**WHAT IS ASKED:** Search the records below for the word "data". Pull out each line that has it.

**STORED RECORDS:**
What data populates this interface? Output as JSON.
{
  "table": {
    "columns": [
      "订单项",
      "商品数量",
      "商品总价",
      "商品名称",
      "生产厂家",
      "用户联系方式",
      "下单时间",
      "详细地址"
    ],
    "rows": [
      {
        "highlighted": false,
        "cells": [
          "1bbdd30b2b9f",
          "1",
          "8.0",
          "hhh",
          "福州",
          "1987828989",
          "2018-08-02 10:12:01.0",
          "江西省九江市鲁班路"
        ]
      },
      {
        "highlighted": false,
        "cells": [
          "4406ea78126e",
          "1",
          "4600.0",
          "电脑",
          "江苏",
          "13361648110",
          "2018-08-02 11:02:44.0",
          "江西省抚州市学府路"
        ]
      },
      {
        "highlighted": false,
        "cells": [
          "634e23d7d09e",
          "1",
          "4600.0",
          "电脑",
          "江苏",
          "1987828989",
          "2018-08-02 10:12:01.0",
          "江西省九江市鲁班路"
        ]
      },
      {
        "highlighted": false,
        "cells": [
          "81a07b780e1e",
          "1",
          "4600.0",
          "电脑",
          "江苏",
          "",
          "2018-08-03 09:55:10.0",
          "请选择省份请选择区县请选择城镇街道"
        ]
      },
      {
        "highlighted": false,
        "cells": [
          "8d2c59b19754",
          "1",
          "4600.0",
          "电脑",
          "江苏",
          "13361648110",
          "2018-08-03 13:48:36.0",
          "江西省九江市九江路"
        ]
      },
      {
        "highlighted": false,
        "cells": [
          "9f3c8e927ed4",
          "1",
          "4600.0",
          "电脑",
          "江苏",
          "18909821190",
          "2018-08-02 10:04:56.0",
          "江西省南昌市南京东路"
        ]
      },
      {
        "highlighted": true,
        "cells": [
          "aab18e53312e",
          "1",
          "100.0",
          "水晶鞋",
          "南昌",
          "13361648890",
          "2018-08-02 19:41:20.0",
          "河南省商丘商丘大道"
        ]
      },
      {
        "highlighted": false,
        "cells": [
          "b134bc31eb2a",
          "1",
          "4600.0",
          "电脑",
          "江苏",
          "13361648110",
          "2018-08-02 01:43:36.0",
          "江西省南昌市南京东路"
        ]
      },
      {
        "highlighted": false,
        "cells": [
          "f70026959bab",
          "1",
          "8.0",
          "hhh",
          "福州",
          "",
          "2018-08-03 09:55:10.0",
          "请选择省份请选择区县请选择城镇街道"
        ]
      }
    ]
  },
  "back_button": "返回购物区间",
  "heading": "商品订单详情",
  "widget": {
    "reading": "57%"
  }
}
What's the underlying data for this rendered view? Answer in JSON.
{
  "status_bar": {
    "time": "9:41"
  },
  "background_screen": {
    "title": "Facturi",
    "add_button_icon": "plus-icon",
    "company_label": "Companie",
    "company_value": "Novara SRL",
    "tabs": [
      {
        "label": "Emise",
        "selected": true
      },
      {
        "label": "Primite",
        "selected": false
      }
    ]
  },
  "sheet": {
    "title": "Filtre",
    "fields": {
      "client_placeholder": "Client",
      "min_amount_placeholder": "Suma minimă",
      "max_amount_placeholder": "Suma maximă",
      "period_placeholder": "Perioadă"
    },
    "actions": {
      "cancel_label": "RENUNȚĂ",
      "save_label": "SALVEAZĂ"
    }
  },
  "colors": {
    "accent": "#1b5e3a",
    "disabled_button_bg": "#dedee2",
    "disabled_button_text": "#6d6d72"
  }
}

**THE RESPONSE:**
What data populates this interface? Output as JSON.
What's the underlying data for this rendered view? Answer in JSON.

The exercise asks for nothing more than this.